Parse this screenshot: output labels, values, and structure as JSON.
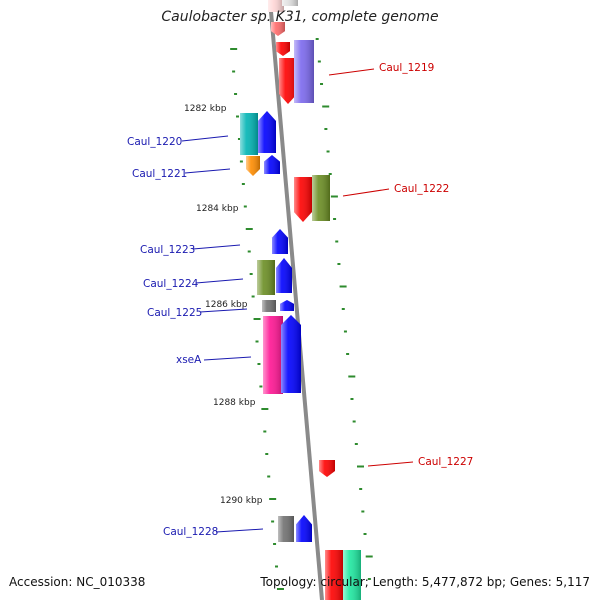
{
  "title": "Caulobacter sp. K31, complete genome",
  "accession": "Accession: NC_010338",
  "summary": "Topology: circular; Length: 5,477,872 bp; Genes: 5,117",
  "colors": {
    "backbone": "#8a8a8a",
    "tick": "#2e8b2e",
    "label_forward": "#1a1ab0",
    "label_reverse": "#cc0000"
  },
  "scale_labels": [
    "1282 kbp",
    "1284 kbp",
    "1286 kbp",
    "1288 kbp",
    "1290 kbp"
  ],
  "genes": [
    {
      "name": "Caul_1219",
      "strand": "reverse",
      "color": "#ff0000",
      "color2": "#7b68ee"
    },
    {
      "name": "Caul_1220",
      "strand": "forward",
      "color": "#00b5b5",
      "color2": "#0000ff"
    },
    {
      "name": "Caul_1221",
      "strand": "forward",
      "color": "#ff8c00",
      "color2": "#0000ff"
    },
    {
      "name": "Caul_1222",
      "strand": "reverse",
      "color": "#ff0000",
      "color2": "#6b8e23"
    },
    {
      "name": "Caul_1223",
      "strand": "forward",
      "color": "#0000ff"
    },
    {
      "name": "Caul_1224",
      "strand": "forward",
      "color": "#6b8e23",
      "color2": "#0000ff"
    },
    {
      "name": "Caul_1225",
      "strand": "forward",
      "color": "#707070",
      "color2": "#0000ff"
    },
    {
      "name": "xseA",
      "strand": "forward",
      "color": "#ff1493",
      "color2": "#0000ff"
    },
    {
      "name": "Caul_1227",
      "strand": "reverse",
      "color": "#ff0000"
    },
    {
      "name": "Caul_1228",
      "strand": "forward",
      "color": "#707070",
      "color2": "#0000ff"
    }
  ]
}
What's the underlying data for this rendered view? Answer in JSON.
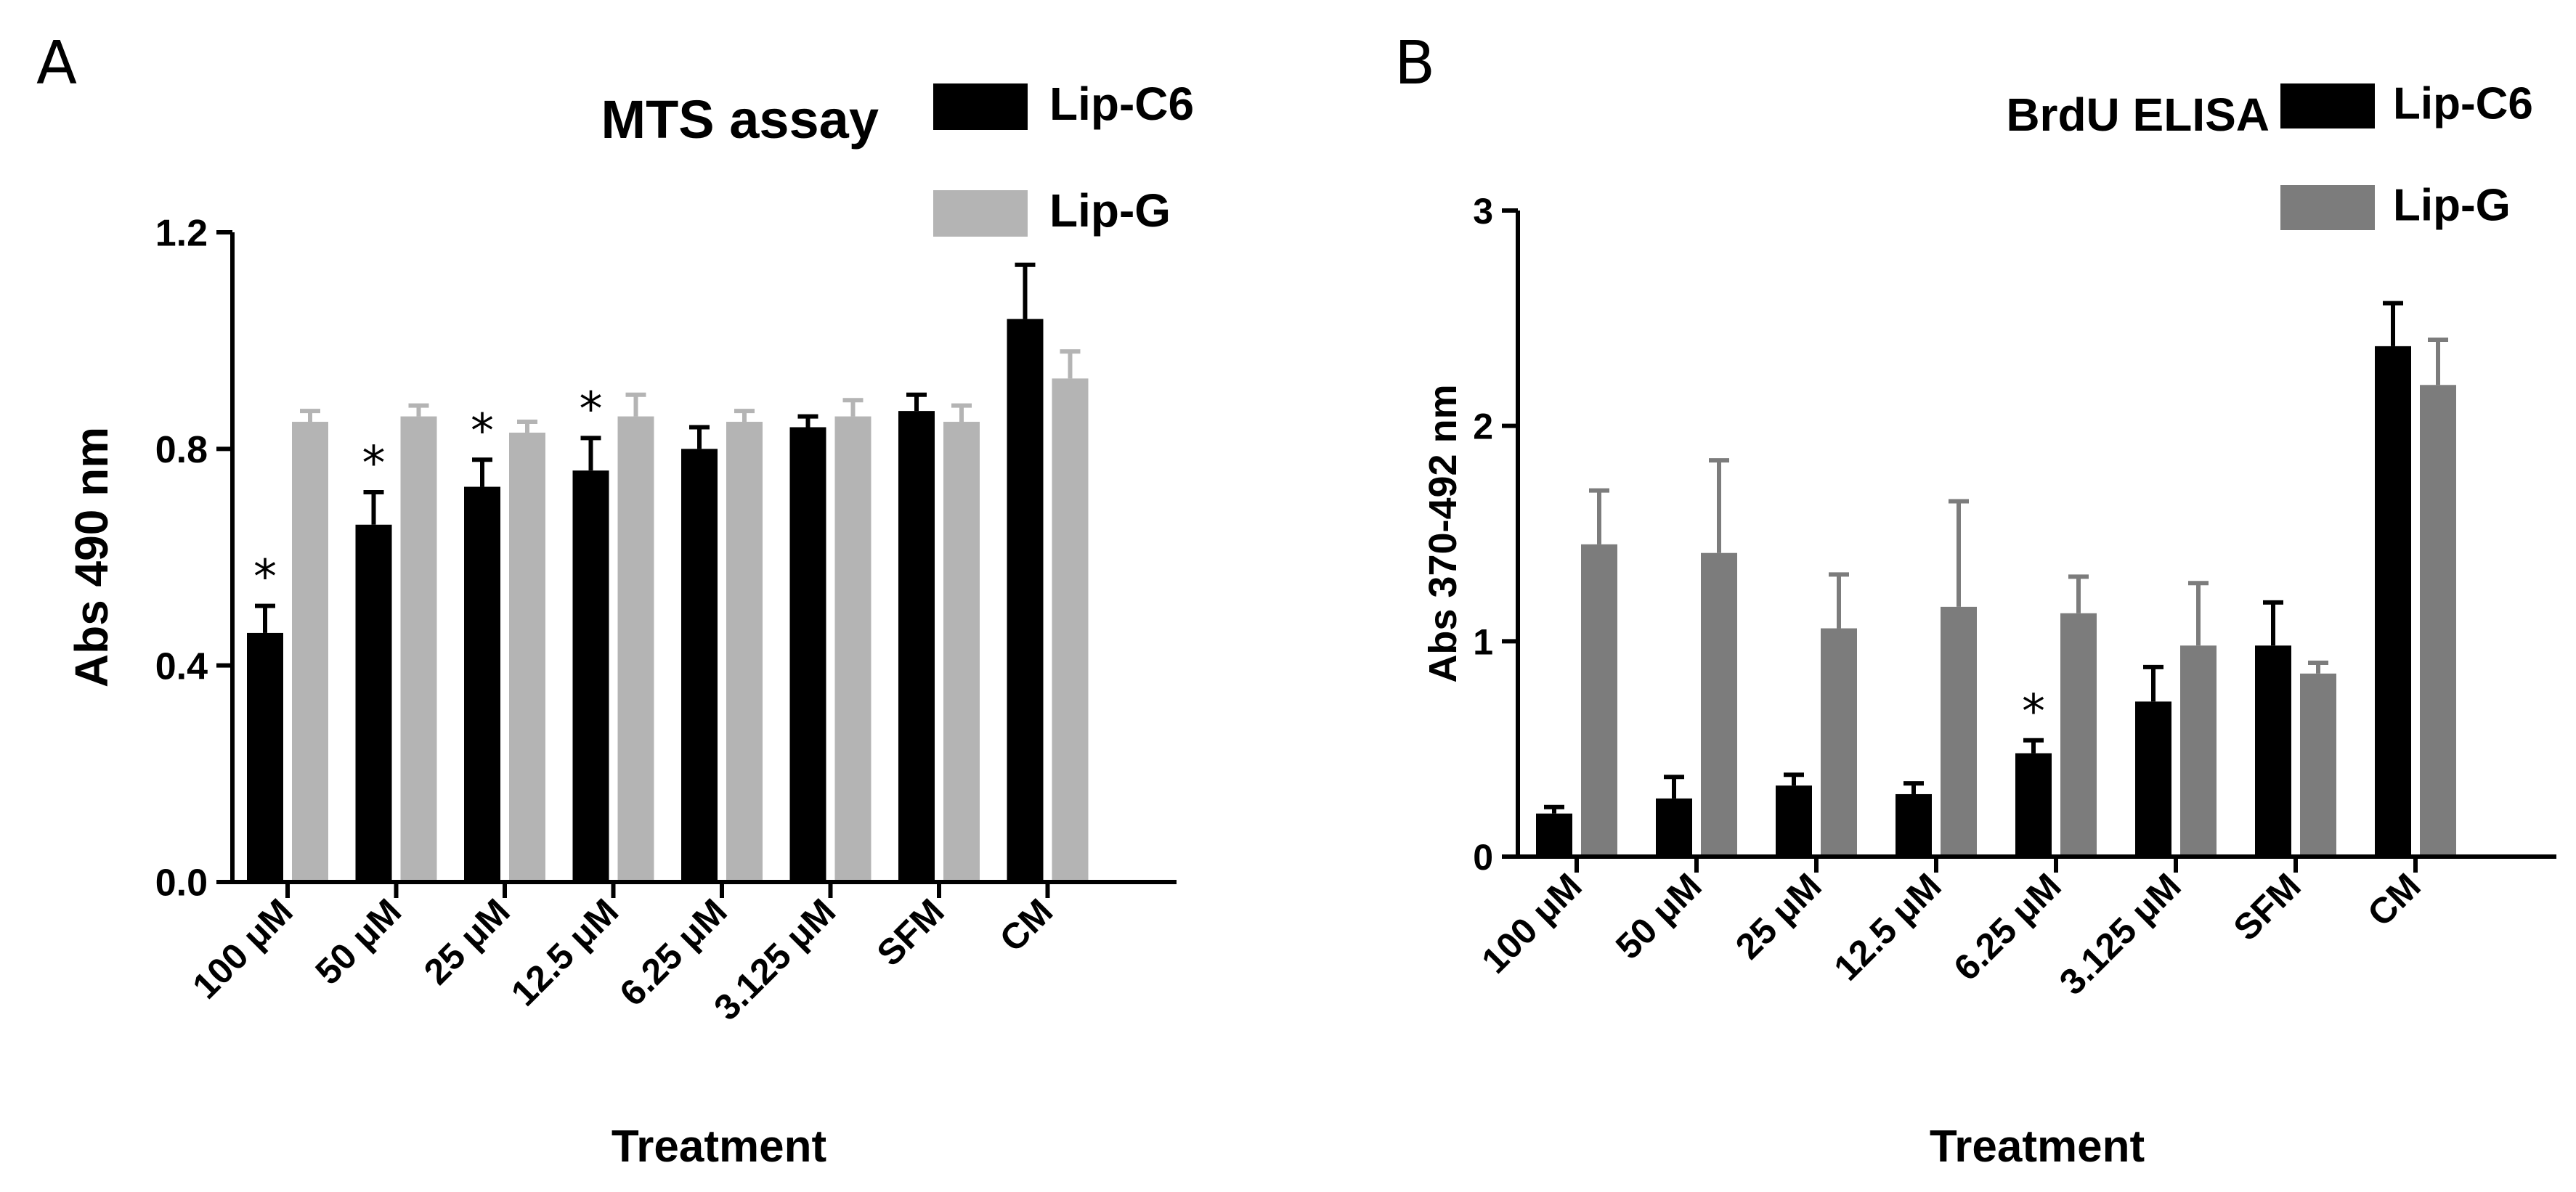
{
  "chart_data": [
    {
      "panel_label": "A",
      "type": "bar",
      "title": "MTS assay",
      "xlabel": "Treatment",
      "ylabel": "Abs 490 nm",
      "ylim": [
        0,
        1.2
      ],
      "yticks": [
        "0.0",
        "0.4",
        "0.8",
        "1.2"
      ],
      "categories": [
        "100 μM",
        "50 μM",
        "25 μM",
        "12.5 μM",
        "6.25 μM",
        "3.125 μM",
        "SFM",
        "CM"
      ],
      "series": [
        {
          "name": "Lip-C6",
          "color": "#000000",
          "values": [
            0.46,
            0.66,
            0.73,
            0.76,
            0.8,
            0.84,
            0.87,
            1.04
          ],
          "errors": [
            0.05,
            0.06,
            0.05,
            0.06,
            0.04,
            0.02,
            0.03,
            0.1
          ]
        },
        {
          "name": "Lip-G",
          "color": "#b4b4b4",
          "values": [
            0.85,
            0.86,
            0.83,
            0.86,
            0.85,
            0.86,
            0.85,
            0.93
          ],
          "errors": [
            0.02,
            0.02,
            0.02,
            0.04,
            0.02,
            0.03,
            0.03,
            0.05
          ]
        }
      ],
      "significance": [
        "*",
        "*",
        "*",
        "*",
        "",
        "",
        "",
        ""
      ],
      "legend_position": "top-right",
      "grid": false
    },
    {
      "panel_label": "B",
      "type": "bar",
      "title": "BrdU ELISA",
      "xlabel": "Treatment",
      "ylabel": "Abs 370-492 nm",
      "ylim": [
        0,
        3
      ],
      "yticks": [
        "0",
        "1",
        "2",
        "3"
      ],
      "categories": [
        "100 μM",
        "50 μM",
        "25 μM",
        "12.5 μM",
        "6.25 μM",
        "3.125 μM",
        "SFM",
        "CM"
      ],
      "series": [
        {
          "name": "Lip-C6",
          "color": "#000000",
          "values": [
            0.2,
            0.27,
            0.33,
            0.29,
            0.48,
            0.72,
            0.98,
            2.37
          ],
          "errors": [
            0.03,
            0.1,
            0.05,
            0.05,
            0.06,
            0.16,
            0.2,
            0.2
          ]
        },
        {
          "name": "Lip-G",
          "color": "#7c7c7c",
          "values": [
            1.45,
            1.41,
            1.06,
            1.16,
            1.13,
            0.98,
            0.85,
            2.19
          ],
          "errors": [
            0.25,
            0.43,
            0.25,
            0.49,
            0.17,
            0.29,
            0.05,
            0.21
          ]
        }
      ],
      "significance": [
        "",
        "",
        "",
        "",
        "*",
        "",
        "",
        ""
      ],
      "legend_position": "top-right",
      "grid": false
    }
  ]
}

__Assigned task__. State how many lines above contain the string "title", with no other words.

__Problem solution__. 3